++++ Data supplied ++++
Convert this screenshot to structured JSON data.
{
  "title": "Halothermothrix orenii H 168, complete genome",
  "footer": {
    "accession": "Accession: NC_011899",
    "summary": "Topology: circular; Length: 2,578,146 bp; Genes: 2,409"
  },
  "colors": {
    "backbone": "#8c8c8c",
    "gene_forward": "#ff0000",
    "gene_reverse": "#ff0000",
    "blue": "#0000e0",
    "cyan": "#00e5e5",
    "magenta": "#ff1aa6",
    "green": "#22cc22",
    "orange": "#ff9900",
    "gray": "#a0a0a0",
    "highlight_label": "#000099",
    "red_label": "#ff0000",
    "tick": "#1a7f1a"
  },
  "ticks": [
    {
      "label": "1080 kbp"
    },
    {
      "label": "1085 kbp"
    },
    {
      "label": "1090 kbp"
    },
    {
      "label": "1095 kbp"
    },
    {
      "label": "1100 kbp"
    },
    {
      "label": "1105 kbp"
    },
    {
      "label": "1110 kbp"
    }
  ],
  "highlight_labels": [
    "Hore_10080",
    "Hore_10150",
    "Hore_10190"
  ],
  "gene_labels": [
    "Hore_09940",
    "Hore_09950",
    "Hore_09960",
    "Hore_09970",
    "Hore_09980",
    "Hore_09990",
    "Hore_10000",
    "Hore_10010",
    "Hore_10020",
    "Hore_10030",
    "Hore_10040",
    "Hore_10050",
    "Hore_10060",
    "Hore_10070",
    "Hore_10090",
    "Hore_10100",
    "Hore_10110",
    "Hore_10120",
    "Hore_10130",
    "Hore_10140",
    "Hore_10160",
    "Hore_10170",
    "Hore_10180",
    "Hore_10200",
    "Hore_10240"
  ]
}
++++
To do = Nothing in the records should be left out; write all of them out again exactly.

Exercise solution =
Convert this screenshot to structured JSON data.
{
  "title": "Halothermothrix orenii H 168, complete genome",
  "footer": {
    "accession": "Accession: NC_011899",
    "summary": "Topology: circular; Length: 2,578,146 bp; Genes: 2,409"
  },
  "colors": {
    "backbone": "#8c8c8c",
    "gene_forward": "#ff0000",
    "gene_reverse": "#ff0000",
    "blue": "#0000e0",
    "cyan": "#00e5e5",
    "magenta": "#ff1aa6",
    "green": "#22cc22",
    "orange": "#ff9900",
    "gray": "#a0a0a0",
    "highlight_label": "#000099",
    "red_label": "#ff0000",
    "tick": "#1a7f1a"
  },
  "ticks": [
    {
      "label": "1080 kbp"
    },
    {
      "label": "1085 kbp"
    },
    {
      "label": "1090 kbp"
    },
    {
      "label": "1095 kbp"
    },
    {
      "label": "1100 kbp"
    },
    {
      "label": "1105 kbp"
    },
    {
      "label": "1110 kbp"
    }
  ],
  "highlight_labels": [
    "Hore_10080",
    "Hore_10150",
    "Hore_10190"
  ],
  "gene_labels": [
    "Hore_09940",
    "Hore_09950",
    "Hore_09960",
    "Hore_09970",
    "Hore_09980",
    "Hore_09990",
    "Hore_10000",
    "Hore_10010",
    "Hore_10020",
    "Hore_10030",
    "Hore_10040",
    "Hore_10050",
    "Hore_10060",
    "Hore_10070",
    "Hore_10090",
    "Hore_10100",
    "Hore_10110",
    "Hore_10120",
    "Hore_10130",
    "Hore_10140",
    "Hore_10160",
    "Hore_10170",
    "Hore_10180",
    "Hore_10200",
    "Hore_10240"
  ]
}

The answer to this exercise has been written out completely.